Goal 1 => Copy out the passage of the earnings call excerpt from "Right now we’re" up to and including "service gas program.".

Source passage =>
----------------

It might be a little flatter for the first few months just because we do have the wells choked back but then after that by and large we expect it to follow those decline curves. We do mention and we show on the slide though that we have forecasted reserves of about 10 bcf per well for these first three wells we've put on and that is an improvement from around the 8 bcf we were forecasting for previous wells.
So we’re pretty please with that performance.
Daniel Eggers
Do you have enough data to think that that 10 bcf is the right repeatable number or what’s going to help you get comfortable to assume that’s the repeat rate.
David Emery
You know it’s really just completing more wells, and we've said that all along its really about we've got have enough repeatability of results to gain confidence in drilling cost production rates and reserves and that’s what we are working and we don’t have any reason to believe that the other wells we’re working on now will come in less, but we just need to put them on and prove that.
Daniel Eggers
What are you guys thinking as far as processing capacity additions in the area and if you think about these being limited back and you keep adding wells over the course of the year, it just feels like you’re going to squeeze back on production of what you’ve already done?
David Emery
Yes we certainly will be restrained for a while. Within a year, most of these wells will be down and at 2 million to 3 million cubic feet a day range, so if you think about that in the context of a dozen wells or so, within a year we’re going to be producing at least relatively close to capacity with the wells we have, we will have a little excess, but not a lot.
Regarding ordering additional capacity, you know when we ask them to expand the plant, we would have to commit to another 20 million cubic feet a day for 10 years. That is roughly 73 Bcf or still of gas over that 10 year period, would require another 10 or 12 wells.
Right now we’re not ready to do that because of current forward price. We’re drilling these first 12 wells because we want to prove up the play, we want to prove up the economics at $3 gas prices the economics look a little less than the desirable and we probably wouldn’t continue drilling beyond this initial set of 12 wells or so unless we decide to include this in cost of service gas program.

----------------

Supplied material =>

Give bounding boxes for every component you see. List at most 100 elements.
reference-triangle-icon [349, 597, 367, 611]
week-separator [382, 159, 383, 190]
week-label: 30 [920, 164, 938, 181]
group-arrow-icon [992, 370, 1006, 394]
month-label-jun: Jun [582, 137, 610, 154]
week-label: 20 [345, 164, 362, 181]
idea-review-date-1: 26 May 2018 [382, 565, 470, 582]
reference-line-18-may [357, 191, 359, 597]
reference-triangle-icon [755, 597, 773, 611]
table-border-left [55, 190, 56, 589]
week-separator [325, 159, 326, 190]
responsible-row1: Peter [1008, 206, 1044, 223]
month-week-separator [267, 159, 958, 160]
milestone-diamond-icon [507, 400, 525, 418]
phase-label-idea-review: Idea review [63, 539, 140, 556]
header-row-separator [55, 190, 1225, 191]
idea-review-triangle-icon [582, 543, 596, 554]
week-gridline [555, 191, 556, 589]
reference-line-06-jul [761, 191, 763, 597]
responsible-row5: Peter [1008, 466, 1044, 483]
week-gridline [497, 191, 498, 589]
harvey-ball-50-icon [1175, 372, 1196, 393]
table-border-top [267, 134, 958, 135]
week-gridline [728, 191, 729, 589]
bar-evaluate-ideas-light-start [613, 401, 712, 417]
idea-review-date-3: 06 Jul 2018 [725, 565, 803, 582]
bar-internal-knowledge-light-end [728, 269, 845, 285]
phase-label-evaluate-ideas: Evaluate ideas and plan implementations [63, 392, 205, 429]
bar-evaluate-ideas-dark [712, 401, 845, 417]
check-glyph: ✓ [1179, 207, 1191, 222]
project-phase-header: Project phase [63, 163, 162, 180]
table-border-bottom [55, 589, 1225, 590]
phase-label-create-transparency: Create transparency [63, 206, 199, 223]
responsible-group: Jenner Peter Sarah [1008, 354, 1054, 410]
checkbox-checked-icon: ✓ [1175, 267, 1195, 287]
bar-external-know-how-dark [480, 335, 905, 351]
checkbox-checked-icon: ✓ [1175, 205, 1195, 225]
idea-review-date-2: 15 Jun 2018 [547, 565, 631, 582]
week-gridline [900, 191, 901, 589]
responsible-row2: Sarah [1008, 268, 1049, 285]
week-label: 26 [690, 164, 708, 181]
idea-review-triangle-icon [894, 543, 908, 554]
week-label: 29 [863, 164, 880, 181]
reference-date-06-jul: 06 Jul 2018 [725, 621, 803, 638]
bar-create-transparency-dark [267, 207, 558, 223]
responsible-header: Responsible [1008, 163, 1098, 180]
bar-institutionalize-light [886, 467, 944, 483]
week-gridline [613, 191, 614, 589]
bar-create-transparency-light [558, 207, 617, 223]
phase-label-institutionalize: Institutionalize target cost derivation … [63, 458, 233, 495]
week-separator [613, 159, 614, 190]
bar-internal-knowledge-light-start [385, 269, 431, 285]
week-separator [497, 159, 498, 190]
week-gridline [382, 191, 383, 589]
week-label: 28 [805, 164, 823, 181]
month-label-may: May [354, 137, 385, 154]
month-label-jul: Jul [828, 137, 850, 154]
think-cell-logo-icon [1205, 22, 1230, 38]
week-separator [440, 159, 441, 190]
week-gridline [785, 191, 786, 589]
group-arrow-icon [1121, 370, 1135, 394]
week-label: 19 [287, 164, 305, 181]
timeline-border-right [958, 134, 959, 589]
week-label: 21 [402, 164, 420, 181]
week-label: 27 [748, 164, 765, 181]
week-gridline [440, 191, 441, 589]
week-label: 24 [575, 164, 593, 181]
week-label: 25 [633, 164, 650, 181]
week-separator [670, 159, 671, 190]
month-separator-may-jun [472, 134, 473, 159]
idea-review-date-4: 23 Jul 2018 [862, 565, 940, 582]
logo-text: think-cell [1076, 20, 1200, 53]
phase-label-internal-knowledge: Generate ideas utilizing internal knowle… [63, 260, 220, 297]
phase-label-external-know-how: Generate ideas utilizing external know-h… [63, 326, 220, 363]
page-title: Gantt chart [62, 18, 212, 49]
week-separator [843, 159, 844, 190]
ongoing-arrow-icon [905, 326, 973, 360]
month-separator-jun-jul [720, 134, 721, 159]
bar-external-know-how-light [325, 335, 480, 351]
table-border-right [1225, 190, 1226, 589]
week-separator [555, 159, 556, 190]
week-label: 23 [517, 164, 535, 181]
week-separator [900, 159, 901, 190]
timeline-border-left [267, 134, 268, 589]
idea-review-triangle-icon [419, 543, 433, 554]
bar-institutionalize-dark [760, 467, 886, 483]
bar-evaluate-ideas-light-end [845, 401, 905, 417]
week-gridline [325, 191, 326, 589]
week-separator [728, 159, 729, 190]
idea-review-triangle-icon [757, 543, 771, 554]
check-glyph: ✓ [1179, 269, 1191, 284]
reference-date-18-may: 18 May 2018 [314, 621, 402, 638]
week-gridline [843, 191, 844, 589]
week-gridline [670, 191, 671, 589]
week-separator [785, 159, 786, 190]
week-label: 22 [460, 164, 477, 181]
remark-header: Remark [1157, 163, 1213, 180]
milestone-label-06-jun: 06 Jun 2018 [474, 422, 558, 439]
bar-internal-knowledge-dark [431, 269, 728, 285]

----------------

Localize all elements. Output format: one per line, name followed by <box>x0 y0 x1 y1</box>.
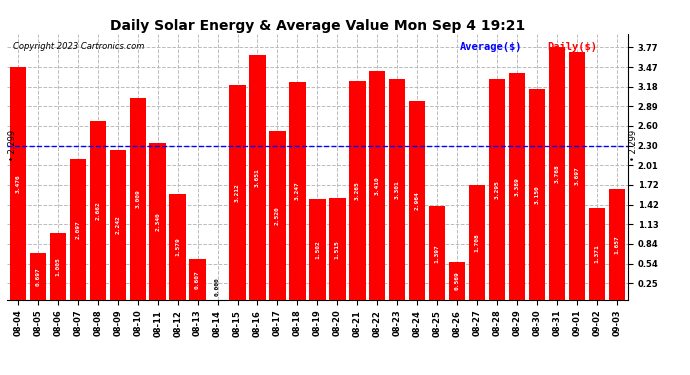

----------------

Goal 2 => Format the rows from the line with "Give bounding boxes" up to and including the line with "project-phase-header: Project phase" as a Markdown table with the columns Index and Row text, omitting blank lines.

Complete output 1 =>
Right now we’re not ready to do that because of current forward price. We’re drilling these first 12 wells because we want to prove up the play, we want to prove up the economics at $3 gas prices the economics look a little less than the desirable and we probably wouldn’t continue drilling beyond this initial set of 12 wells or so unless we decide to include this in cost of service gas program.

Complete output 2 =>
| Index | Row text |
|---|---|
| 1 | Give bounding boxes for every component you see. List at most 100 elements. |
| 2 | reference-triangle-icon [349, 597, 367, 611] |
| 3 | week-separator [382, 159, 383, 190] |
| 4 | week-label: 30 [920, 164, 938, 181] |
| 5 | group-arrow-icon [992, 370, 1006, 394] |
| 6 | month-label-jun: Jun [582, 137, 610, 154] |
| 7 | week-label: 20 [345, 164, 362, 181] |
| 8 | idea-review-date-1: 26 May 2018 [382, 565, 470, 582] |
| 9 | reference-line-18-may [357, 191, 359, 597] |
| 10 | reference-triangle-icon [755, 597, 773, 611] |
| 11 | table-border-left [55, 190, 56, 589] |
| 12 | week-separator [325, 159, 326, 190] |
| 13 | responsible-row1: Peter [1008, 206, 1044, 223] |
| 14 | month-week-separator [267, 159, 958, 160] |
| 15 | milestone-diamond-icon [507, 400, 525, 418] |
| 16 | phase-label-idea-review: Idea review [63, 539, 140, 556] |
| 17 | header-row-separator [55, 190, 1225, 191] |
| 18 | idea-review-triangle-icon [582, 543, 596, 554] |
| 19 | week-gridline [555, 191, 556, 589] |
| 20 | reference-line-06-jul [761, 191, 763, 597] |
| 21 | responsible-row5: Peter [1008, 466, 1044, 483] |
| 22 | week-gridline [497, 191, 498, 589] |
| 23 | harvey-ball-50-icon [1175, 372, 1196, 393] |
| 24 | table-border-top [267, 134, 958, 135] |
| 25 | week-gridline [728, 191, 729, 589] |
| 26 | bar-evaluate-ideas-light-start [613, 401, 712, 417] |
| 27 | idea-review-date-3: 06 Jul 2018 [725, 565, 803, 582] |
| 28 | bar-internal-knowledge-light-end [728, 269, 845, 285] |
| 29 | phase-label-evaluate-ideas: Evaluate ideas and plan implementations [63, 392, 205, 429] |
| 30 | bar-evaluate-ideas-dark [712, 401, 845, 417] |
| 31 | check-glyph: ✓ [1179, 207, 1191, 222] |
| 32 | project-phase-header: Project phase [63, 163, 162, 180] |